Problem description: Where a line of the listing below includes the word "hvor", reproduce that line.

— START —

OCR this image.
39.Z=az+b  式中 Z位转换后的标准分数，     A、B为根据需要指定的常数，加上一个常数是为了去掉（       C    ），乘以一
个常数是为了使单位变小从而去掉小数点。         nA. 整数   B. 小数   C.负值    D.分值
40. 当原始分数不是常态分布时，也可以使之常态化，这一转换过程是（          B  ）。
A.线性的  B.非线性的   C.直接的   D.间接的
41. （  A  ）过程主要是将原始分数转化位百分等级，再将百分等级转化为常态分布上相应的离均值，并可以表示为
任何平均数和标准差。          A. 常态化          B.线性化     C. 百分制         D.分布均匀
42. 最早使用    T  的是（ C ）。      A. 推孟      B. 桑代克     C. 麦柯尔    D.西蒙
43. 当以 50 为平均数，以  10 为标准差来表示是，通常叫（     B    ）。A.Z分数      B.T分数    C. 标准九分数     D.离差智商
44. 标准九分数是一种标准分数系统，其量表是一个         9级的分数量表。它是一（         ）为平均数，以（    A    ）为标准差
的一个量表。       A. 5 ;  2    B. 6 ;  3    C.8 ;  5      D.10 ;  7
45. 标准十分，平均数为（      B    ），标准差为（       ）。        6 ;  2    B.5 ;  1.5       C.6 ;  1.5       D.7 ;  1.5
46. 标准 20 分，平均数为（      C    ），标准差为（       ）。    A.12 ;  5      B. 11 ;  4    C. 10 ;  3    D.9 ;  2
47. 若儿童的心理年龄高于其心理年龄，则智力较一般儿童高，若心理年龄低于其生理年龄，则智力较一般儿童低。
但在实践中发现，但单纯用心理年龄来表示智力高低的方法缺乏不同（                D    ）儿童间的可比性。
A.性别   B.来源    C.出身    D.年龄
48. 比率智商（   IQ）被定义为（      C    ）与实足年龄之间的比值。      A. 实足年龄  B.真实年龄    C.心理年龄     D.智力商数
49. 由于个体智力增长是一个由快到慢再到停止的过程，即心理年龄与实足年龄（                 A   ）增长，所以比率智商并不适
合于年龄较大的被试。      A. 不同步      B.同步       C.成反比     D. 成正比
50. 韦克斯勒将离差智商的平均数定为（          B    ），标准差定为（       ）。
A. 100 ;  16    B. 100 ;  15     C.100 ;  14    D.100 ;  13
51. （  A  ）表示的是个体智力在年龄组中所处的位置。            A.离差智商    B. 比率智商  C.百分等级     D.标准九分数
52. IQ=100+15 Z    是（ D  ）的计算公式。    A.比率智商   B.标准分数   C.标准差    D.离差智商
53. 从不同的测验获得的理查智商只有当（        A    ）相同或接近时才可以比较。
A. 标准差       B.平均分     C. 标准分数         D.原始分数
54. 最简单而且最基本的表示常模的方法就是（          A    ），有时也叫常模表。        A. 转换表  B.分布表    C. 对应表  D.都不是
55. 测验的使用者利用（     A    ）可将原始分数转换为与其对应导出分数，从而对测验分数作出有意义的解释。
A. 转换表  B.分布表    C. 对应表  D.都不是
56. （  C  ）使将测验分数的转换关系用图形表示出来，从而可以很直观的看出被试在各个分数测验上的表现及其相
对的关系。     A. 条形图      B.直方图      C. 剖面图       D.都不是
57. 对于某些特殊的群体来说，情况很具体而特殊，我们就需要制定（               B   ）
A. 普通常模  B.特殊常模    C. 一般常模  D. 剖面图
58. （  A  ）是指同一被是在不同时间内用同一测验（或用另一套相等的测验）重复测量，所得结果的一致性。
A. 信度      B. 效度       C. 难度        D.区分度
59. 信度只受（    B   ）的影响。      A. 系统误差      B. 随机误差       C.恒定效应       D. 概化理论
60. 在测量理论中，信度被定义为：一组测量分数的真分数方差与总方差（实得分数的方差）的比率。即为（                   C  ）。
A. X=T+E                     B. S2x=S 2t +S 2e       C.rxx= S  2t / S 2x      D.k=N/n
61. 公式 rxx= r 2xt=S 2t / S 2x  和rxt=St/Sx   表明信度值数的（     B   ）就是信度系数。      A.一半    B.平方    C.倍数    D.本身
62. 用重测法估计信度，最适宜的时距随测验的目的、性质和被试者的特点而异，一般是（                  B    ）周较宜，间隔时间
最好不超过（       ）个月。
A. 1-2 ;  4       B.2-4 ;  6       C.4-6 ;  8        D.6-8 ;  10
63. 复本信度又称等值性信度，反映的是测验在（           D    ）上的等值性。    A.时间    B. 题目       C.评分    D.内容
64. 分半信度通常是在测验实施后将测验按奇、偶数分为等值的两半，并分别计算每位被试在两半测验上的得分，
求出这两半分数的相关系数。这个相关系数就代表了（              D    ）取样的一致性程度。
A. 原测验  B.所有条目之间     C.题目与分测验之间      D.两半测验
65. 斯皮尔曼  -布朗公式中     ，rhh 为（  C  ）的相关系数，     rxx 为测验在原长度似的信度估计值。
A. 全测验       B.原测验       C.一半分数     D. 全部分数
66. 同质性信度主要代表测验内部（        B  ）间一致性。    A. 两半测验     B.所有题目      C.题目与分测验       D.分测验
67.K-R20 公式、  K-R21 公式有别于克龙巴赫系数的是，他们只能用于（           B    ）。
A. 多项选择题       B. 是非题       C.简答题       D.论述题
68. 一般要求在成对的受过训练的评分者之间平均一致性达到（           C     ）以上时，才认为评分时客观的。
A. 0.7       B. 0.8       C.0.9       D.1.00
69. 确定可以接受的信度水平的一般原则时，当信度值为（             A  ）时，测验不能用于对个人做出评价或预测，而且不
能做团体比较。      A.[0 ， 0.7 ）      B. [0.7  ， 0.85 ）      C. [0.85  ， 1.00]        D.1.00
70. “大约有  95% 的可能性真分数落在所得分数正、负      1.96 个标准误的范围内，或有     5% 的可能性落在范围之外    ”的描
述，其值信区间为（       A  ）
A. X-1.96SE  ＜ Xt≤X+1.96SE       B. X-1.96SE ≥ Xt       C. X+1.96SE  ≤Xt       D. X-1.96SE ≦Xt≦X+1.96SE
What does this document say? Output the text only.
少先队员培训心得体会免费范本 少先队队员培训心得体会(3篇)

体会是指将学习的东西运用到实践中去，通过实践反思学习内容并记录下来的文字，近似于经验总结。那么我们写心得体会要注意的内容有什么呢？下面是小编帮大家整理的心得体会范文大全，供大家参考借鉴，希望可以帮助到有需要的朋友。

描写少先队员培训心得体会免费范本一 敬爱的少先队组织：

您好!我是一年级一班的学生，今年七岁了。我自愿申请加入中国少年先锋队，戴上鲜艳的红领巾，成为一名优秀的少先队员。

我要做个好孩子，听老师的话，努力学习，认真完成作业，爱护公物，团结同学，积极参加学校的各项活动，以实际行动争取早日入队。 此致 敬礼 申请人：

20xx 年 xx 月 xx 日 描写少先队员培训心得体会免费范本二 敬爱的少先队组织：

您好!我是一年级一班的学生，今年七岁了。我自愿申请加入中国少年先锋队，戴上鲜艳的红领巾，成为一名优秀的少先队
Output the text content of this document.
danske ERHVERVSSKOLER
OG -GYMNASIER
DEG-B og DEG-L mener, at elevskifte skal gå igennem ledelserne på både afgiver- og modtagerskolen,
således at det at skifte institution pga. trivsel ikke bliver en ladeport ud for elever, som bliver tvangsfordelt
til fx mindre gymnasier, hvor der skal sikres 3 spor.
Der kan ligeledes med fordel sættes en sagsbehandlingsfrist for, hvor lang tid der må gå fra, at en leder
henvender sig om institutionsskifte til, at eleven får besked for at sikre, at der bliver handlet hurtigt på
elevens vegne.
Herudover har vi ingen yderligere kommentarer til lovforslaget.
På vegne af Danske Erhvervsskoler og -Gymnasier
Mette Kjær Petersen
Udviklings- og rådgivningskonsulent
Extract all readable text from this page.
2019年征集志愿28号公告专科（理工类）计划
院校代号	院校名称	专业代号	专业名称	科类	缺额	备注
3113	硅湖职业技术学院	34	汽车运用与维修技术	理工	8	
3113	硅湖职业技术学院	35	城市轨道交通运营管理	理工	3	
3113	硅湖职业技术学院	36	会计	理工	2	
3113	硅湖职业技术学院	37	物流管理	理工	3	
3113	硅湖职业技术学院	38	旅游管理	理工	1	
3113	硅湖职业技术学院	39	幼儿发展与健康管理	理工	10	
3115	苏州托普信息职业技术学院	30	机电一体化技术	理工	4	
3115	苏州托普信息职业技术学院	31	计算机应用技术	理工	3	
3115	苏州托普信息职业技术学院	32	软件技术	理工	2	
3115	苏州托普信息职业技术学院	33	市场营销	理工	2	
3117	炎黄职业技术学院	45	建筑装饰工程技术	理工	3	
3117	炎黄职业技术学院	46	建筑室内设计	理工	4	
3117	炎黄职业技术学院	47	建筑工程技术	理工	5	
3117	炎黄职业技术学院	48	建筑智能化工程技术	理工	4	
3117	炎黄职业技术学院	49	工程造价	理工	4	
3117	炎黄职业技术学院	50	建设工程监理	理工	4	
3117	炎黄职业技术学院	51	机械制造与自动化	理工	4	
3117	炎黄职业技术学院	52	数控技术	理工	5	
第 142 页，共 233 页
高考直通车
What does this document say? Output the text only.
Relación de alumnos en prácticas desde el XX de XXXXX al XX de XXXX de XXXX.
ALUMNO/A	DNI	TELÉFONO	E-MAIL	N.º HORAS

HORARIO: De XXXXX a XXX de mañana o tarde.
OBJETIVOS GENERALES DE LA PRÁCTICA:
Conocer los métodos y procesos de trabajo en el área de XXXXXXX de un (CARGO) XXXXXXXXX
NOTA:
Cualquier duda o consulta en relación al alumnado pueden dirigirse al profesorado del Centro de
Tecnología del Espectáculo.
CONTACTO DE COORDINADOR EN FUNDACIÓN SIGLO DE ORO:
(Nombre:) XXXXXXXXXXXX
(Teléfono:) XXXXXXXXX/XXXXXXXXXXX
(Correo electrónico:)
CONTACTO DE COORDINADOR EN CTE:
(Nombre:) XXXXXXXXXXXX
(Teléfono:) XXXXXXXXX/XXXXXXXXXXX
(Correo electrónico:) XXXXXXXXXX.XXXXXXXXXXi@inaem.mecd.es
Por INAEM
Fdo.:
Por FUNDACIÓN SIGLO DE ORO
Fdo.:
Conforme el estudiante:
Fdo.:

— END —

Exercise response:
til fx mindre gymnasier, hvor der skal sikres 3 spor.
Der kan ligeledes med fordel sættes en sagsbehandlingsfrist for, hvor lang tid der må gå fra, at en leder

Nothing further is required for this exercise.